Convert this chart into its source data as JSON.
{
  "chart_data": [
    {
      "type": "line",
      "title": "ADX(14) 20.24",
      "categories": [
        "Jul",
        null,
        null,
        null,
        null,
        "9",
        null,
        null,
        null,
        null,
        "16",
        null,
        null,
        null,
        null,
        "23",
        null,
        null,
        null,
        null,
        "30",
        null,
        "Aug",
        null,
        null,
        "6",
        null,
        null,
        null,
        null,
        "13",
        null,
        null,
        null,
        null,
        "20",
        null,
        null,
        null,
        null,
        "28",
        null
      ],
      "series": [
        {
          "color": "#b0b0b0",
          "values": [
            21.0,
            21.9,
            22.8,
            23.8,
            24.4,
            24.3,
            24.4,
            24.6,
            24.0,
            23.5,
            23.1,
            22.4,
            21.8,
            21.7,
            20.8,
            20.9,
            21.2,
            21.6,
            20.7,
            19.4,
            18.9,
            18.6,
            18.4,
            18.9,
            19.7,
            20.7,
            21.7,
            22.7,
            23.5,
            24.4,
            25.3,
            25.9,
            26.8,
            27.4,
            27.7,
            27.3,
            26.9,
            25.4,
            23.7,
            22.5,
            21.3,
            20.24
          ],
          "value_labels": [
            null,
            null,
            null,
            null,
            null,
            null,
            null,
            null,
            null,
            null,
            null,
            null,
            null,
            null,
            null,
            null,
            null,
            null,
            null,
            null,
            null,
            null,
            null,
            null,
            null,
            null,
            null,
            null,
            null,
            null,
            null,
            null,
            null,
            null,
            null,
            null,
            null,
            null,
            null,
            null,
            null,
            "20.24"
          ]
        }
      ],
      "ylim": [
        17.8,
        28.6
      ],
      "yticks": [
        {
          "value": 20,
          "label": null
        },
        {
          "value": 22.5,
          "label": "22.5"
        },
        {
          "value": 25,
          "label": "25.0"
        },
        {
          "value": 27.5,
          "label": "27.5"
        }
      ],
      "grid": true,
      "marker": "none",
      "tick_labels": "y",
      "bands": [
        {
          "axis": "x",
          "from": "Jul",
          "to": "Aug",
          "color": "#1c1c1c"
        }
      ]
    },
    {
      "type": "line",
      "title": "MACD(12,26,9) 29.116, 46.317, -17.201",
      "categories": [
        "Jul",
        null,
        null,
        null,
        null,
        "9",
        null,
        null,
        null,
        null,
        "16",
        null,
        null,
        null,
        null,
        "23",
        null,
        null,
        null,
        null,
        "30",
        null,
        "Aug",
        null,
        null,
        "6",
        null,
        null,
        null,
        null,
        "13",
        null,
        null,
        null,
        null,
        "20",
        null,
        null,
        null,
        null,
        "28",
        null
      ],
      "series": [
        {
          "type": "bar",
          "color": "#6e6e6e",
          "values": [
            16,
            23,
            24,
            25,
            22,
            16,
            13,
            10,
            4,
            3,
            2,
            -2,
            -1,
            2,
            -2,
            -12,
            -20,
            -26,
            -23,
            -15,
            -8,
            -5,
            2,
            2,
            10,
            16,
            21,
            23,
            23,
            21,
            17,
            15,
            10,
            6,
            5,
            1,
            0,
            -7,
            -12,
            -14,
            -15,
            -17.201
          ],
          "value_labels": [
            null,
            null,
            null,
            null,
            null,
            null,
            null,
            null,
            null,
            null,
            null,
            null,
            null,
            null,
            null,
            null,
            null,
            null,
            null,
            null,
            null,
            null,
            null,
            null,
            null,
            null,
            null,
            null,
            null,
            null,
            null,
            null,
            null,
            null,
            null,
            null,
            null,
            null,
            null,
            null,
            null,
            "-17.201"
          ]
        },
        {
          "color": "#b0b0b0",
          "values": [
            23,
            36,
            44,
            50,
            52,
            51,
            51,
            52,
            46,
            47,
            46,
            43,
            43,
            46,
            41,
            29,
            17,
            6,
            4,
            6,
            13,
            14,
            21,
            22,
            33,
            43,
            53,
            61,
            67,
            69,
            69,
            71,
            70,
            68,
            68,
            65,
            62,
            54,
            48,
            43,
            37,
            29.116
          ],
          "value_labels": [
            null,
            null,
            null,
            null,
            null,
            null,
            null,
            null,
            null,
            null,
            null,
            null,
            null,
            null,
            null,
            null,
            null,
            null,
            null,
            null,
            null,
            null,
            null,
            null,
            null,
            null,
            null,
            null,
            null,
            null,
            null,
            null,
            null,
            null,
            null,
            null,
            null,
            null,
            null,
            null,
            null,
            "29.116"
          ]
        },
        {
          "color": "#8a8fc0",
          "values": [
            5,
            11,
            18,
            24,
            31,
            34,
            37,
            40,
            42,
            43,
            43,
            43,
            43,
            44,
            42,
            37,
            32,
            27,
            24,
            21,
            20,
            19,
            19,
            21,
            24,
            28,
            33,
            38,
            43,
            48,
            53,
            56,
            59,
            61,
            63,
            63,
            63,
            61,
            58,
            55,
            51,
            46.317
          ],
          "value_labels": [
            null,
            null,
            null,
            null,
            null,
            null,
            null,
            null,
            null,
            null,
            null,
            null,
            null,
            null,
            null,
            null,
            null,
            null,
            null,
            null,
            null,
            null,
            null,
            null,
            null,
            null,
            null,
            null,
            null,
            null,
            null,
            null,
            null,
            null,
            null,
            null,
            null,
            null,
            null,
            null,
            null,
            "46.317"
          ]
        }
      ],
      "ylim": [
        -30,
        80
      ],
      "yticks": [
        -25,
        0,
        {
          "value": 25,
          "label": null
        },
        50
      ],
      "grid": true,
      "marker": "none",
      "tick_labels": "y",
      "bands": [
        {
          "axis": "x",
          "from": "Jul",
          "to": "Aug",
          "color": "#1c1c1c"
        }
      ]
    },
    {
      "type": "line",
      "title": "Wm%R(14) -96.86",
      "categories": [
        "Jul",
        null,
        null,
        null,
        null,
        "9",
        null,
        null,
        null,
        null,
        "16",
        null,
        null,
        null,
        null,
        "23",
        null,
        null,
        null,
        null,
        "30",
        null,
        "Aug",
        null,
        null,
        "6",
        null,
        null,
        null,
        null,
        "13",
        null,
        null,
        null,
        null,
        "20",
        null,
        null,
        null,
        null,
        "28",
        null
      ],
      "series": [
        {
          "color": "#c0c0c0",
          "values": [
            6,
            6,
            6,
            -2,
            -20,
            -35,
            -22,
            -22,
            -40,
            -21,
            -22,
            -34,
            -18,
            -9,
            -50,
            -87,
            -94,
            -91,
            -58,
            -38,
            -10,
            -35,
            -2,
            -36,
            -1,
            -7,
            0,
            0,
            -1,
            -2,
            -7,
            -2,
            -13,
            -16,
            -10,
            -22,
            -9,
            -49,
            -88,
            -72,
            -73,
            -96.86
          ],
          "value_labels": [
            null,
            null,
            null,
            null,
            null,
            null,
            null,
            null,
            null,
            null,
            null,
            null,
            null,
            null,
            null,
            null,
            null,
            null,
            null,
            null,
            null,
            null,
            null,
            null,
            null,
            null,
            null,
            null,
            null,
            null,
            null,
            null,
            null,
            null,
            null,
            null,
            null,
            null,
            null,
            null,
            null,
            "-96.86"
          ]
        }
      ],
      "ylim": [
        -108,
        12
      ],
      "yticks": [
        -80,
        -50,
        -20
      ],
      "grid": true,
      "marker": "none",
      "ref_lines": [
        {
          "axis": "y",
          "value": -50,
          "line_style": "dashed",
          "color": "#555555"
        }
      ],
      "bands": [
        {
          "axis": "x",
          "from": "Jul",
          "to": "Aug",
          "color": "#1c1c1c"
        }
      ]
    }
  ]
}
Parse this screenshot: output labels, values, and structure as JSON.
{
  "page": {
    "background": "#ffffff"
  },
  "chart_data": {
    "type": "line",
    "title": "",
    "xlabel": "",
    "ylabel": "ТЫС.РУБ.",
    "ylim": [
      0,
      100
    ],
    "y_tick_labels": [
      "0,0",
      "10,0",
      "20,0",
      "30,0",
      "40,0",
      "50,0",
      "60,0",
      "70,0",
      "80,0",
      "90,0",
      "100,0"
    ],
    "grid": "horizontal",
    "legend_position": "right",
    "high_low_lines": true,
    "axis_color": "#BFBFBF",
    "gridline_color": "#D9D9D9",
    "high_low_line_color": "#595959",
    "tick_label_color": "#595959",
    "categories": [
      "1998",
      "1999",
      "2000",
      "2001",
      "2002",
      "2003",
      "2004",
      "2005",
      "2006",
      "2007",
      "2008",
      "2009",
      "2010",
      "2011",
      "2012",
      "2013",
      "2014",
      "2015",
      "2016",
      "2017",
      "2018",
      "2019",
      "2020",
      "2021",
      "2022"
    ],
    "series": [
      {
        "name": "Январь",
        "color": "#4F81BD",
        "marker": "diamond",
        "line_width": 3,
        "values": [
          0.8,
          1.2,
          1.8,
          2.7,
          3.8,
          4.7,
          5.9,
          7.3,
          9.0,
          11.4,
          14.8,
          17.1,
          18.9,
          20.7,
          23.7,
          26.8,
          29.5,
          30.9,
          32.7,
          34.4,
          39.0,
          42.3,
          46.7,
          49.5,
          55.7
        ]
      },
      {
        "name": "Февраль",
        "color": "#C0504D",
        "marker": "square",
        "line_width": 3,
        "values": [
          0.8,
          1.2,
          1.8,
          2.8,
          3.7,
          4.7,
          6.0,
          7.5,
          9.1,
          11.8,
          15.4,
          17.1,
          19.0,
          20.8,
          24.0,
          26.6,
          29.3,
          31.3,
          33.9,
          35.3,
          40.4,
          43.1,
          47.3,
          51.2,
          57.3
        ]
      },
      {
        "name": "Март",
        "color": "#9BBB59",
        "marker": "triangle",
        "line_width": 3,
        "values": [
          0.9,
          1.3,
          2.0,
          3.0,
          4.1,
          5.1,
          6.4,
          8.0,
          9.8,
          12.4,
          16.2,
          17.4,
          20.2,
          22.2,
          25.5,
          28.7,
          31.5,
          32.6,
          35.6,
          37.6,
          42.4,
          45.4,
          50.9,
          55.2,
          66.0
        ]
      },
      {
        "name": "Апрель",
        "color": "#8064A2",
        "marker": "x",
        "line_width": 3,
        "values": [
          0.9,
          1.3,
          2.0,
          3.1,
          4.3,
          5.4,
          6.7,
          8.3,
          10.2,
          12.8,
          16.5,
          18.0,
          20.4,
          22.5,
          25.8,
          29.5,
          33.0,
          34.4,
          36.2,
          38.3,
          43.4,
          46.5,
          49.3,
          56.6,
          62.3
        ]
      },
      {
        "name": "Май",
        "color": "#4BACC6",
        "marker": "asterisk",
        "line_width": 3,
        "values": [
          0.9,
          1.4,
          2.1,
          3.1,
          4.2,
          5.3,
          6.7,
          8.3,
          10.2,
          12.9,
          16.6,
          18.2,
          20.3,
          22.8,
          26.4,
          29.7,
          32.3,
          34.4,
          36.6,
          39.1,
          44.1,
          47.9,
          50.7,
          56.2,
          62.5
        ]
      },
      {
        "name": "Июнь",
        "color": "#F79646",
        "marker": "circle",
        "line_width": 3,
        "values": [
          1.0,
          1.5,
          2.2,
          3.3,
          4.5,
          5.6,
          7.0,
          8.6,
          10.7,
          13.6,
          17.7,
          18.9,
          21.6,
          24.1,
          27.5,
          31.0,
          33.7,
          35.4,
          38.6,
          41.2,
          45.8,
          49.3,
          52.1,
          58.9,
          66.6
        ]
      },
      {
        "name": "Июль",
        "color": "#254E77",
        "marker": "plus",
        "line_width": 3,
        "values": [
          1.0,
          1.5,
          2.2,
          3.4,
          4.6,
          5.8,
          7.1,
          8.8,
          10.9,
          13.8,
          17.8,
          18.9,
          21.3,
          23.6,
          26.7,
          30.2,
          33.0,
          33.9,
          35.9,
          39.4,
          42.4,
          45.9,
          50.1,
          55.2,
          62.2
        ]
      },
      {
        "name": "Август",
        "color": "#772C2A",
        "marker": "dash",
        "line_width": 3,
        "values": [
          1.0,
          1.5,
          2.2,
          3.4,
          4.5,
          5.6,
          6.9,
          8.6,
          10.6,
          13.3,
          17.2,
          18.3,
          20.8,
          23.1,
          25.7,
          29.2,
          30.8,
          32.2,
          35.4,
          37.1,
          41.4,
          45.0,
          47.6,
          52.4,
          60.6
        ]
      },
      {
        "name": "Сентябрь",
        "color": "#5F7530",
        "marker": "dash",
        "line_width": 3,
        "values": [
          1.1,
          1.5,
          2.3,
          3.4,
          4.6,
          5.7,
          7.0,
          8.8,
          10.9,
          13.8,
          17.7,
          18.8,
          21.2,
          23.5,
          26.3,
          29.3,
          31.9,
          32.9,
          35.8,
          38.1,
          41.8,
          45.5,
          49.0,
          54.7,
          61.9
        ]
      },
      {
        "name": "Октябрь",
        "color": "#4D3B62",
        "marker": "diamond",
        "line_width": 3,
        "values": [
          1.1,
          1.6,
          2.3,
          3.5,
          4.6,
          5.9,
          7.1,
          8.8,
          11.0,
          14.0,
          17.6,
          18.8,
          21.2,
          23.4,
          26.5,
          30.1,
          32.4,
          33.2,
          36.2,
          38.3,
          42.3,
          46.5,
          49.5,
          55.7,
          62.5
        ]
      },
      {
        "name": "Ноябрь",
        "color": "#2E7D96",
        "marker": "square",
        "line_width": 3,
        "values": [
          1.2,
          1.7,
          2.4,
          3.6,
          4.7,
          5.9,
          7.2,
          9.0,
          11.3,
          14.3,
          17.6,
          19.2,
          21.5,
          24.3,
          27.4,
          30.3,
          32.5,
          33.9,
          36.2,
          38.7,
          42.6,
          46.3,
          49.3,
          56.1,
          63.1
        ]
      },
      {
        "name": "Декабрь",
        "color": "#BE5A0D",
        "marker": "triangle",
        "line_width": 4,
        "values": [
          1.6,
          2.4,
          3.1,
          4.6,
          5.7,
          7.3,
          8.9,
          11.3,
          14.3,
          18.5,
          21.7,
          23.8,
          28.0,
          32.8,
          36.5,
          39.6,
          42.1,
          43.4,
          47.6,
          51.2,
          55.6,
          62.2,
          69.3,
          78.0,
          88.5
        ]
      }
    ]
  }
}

What the task requires:
Report each line in the data that holds the word "this".

Completed exercise:
Convert this chart into its source data as JSON.
Parse this screenshot: output labels, values, and structure as JSON.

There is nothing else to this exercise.